▶ **Task to carry out**: Write the material out again, line by line, exactly as it is.

Extracted data entries
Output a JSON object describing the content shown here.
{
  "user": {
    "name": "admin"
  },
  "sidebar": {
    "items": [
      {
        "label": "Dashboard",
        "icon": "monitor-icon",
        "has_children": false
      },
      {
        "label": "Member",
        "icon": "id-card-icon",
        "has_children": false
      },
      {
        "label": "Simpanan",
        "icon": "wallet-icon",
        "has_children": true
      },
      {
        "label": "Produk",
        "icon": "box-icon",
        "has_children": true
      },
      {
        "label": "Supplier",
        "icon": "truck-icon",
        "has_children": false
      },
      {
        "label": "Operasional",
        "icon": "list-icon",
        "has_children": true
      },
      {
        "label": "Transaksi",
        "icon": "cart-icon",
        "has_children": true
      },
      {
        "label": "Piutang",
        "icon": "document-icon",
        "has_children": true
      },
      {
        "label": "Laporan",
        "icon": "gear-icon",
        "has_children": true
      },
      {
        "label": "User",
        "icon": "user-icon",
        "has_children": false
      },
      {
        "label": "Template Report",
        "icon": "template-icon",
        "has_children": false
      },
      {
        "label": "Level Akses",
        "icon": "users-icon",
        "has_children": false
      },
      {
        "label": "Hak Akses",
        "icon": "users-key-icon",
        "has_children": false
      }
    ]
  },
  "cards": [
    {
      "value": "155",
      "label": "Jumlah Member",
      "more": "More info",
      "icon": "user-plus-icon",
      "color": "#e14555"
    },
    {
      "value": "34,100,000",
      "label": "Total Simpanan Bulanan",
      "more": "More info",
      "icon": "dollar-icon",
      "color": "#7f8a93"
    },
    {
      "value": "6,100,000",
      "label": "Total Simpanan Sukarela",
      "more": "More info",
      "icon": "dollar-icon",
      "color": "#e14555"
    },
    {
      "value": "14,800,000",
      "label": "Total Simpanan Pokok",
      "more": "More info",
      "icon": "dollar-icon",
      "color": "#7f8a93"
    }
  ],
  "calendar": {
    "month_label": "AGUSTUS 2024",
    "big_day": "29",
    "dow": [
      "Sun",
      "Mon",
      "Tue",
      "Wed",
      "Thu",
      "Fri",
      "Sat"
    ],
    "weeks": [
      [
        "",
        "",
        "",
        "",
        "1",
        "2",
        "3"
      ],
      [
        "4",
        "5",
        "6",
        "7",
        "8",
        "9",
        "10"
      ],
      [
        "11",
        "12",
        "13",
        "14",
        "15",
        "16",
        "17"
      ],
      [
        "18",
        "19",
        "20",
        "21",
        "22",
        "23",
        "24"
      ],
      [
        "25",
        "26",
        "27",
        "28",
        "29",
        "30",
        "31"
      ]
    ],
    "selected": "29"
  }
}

▶ **Result for this task**:
Output a JSON object describing the content shown here.
{
  "user": {
    "name": "admin"
  },
  "sidebar": {
    "items": [
      {
        "label": "Dashboard",
        "icon": "monitor-icon",
        "has_children": false
      },
      {
        "label": "Member",
        "icon": "id-card-icon",
        "has_children": false
      },
      {
        "label": "Simpanan",
        "icon": "wallet-icon",
        "has_children": true
      },
      {
        "label": "Produk",
        "icon": "box-icon",
        "has_children": true
      },
      {
        "label": "Supplier",
        "icon": "truck-icon",
        "has_children": false
      },
      {
        "label": "Operasional",
        "icon": "list-icon",
        "has_children": true
      },
      {
        "label": "Transaksi",
        "icon": "cart-icon",
        "has_children": true
      },
      {
        "label": "Piutang",
        "icon": "document-icon",
        "has_children": true
      },
      {
        "label": "Laporan",
        "icon": "gear-icon",
        "has_children": true
      },
      {
        "label": "User",
        "icon": "user-icon",
        "has_children": false
      },
      {
        "label": "Template Report",
        "icon": "template-icon",
        "has_children": false
      },
      {
        "label": "Level Akses",
        "icon": "users-icon",
        "has_children": false
      },
      {
        "label": "Hak Akses",
        "icon": "users-key-icon",
        "has_children": false
      }
    ]
  },
  "cards": [
    {
      "value": "155",
      "label": "Jumlah Member",
      "more": "More info",
      "icon": "user-plus-icon",
      "color": "#e14555"
    },
    {
      "value": "34,100,000",
      "label": "Total Simpanan Bulanan",
      "more": "More info",
      "icon": "dollar-icon",
      "color": "#7f8a93"
    },
    {
      "value": "6,100,000",
      "label": "Total Simpanan Sukarela",
      "more": "More info",
      "icon": "dollar-icon",
      "color": "#e14555"
    },
    {
      "value": "14,800,000",
      "label": "Total Simpanan Pokok",
      "more": "More info",
      "icon": "dollar-icon",
      "color": "#7f8a93"
    }
  ],
  "calendar": {
    "month_label": "AGUSTUS 2024",
    "big_day": "29",
    "dow": [
      "Sun",
      "Mon",
      "Tue",
      "Wed",
      "Thu",
      "Fri",
      "Sat"
    ],
    "weeks": [
      [
        "",
        "",
        "",
        "",
        "1",
        "2",
        "3"
      ],
      [
        "4",
        "5",
        "6",
        "7",
        "8",
        "9",
        "10"
      ],
      [
        "11",
        "12",
        "13",
        "14",
        "15",
        "16",
        "17"
      ],
      [
        "18",
        "19",
        "20",
        "21",
        "22",
        "23",
        "24"
      ],
      [
        "25",
        "26",
        "27",
        "28",
        "29",
        "30",
        "31"
      ]
    ],
    "selected": "29"
  }
}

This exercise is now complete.